Aim
Below is a block of records; repeat each one exactly.

Data
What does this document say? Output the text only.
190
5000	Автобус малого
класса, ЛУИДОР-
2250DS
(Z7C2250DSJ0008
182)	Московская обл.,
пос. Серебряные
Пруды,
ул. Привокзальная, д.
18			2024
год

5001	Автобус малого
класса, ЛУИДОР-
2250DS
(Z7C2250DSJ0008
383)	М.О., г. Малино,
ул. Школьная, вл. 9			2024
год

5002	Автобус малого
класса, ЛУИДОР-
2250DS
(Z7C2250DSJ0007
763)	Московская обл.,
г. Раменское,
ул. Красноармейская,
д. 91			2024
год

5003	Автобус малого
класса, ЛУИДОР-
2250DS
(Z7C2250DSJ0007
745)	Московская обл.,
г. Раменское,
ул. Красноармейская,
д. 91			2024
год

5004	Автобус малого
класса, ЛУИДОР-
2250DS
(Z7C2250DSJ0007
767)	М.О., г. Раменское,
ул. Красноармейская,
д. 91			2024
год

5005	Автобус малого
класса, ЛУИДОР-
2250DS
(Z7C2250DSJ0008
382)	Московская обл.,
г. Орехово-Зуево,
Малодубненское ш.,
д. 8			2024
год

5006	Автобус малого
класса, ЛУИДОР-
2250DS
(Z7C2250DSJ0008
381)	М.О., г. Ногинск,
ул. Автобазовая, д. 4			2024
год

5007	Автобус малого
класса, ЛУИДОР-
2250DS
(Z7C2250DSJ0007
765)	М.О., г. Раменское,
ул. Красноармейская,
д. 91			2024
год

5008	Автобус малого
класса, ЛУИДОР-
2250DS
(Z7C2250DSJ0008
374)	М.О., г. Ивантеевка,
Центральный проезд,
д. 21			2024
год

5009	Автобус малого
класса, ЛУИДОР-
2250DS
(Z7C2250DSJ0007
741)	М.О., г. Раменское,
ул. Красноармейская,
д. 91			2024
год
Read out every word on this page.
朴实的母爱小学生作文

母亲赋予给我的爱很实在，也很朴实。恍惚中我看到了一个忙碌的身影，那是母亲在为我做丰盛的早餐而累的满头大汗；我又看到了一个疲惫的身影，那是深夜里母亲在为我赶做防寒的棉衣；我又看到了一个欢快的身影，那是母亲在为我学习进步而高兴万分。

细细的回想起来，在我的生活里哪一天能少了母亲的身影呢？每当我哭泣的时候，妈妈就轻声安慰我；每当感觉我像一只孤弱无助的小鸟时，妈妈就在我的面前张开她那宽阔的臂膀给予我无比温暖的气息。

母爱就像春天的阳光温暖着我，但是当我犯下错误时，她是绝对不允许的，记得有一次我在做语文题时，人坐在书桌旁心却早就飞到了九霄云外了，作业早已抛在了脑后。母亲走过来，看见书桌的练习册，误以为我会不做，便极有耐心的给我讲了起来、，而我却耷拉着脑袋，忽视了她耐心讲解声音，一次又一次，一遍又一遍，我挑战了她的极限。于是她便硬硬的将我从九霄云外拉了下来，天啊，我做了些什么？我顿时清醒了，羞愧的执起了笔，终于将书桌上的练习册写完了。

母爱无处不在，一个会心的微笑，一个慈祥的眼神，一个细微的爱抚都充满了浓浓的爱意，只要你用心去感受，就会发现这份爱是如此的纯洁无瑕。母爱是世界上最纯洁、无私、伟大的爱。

Output for this exercise
What does this document say? Output the text only.
190
5000	Автобус малого
класса, ЛУИДОР-
2250DS
(Z7C2250DSJ0008
182)	Московская обл.,
пос. Серебряные
Пруды,
ул. Привокзальная, д.
18			2024
год

5001	Автобус малого
класса, ЛУИДОР-
2250DS
(Z7C2250DSJ0008
383)	М.О., г. Малино,
ул. Школьная, вл. 9			2024
год

5002	Автобус малого
класса, ЛУИДОР-
2250DS
(Z7C2250DSJ0007
763)	Московская обл.,
г. Раменское,
ул. Красноармейская,
д. 91			2024
год

5003	Автобус малого
класса, ЛУИДОР-
2250DS
(Z7C2250DSJ0007
745)	Московская обл.,
г. Раменское,
ул. Красноармейская,
д. 91			2024
год

5004	Автобус малого
класса, ЛУИДОР-
2250DS
(Z7C2250DSJ0007
767)	М.О., г. Раменское,
ул. Красноармейская,
д. 91			2024
год

5005	Автобус малого
класса, ЛУИДОР-
2250DS
(Z7C2250DSJ0008
382)	Московская обл.,
г. Орехово-Зуево,
Малодубненское ш.,
д. 8			2024
год

5006	Автобус малого
класса, ЛУИДОР-
2250DS
(Z7C2250DSJ0008
381)	М.О., г. Ногинск,
ул. Автобазовая, д. 4			2024
год

5007	Автобус малого
класса, ЛУИДОР-
2250DS
(Z7C2250DSJ0007
765)	М.О., г. Раменское,
ул. Красноармейская,
д. 91			2024
год

5008	Автобус малого
класса, ЛУИДОР-
2250DS
(Z7C2250DSJ0008
374)	М.О., г. Ивантеевка,
Центральный проезд,
д. 21			2024
год

5009	Автобус малого
класса, ЛУИДОР-
2250DS
(Z7C2250DSJ0007
741)	М.О., г. Раменское,
ул. Красноармейская,
д. 91			2024
год
Read out every word on this page.
朴实的母爱小学生作文

母亲赋予给我的爱很实在，也很朴实。恍惚中我看到了一个忙碌的身影，那是母亲在为我做丰盛的早餐而累的满头大汗；我又看到了一个疲惫的身影，那是深夜里母亲在为我赶做防寒的棉衣；我又看到了一个欢快的身影，那是母亲在为我学习进步而高兴万分。

细细的回想起来，在我的生活里哪一天能少了母亲的身影呢？每当我哭泣的时候，妈妈就轻声安慰我；每当感觉我像一只孤弱无助的小鸟时，妈妈就在我的面前张开她那宽阔的臂膀给予我无比温暖的气息。

母爱就像春天的阳光温暖着我，但是当我犯下错误时，她是绝对不允许的，记得有一次我在做语文题时，人坐在书桌旁心却早就飞到了九霄云外了，作业早已抛在了脑后。母亲走过来，看见书桌的练习册，误以为我会不做，便极有耐心的给我讲了起来、，而我却耷拉着脑袋，忽视了她耐心讲解声音，一次又一次，一遍又一遍，我挑战了她的极限。于是她便硬硬的将我从九霄云外拉了下来，天啊，我做了些什么？我顿时清醒了，羞愧的执起了笔，终于将书桌上的练习册写完了。

母爱无处不在，一个会心的微笑，一个慈祥的眼神，一个细微的爱抚都充满了浓浓的爱意，只要你用心去感受，就会发现这份爱是如此的纯洁无瑕。母爱是世界上最纯洁、无私、伟大的爱。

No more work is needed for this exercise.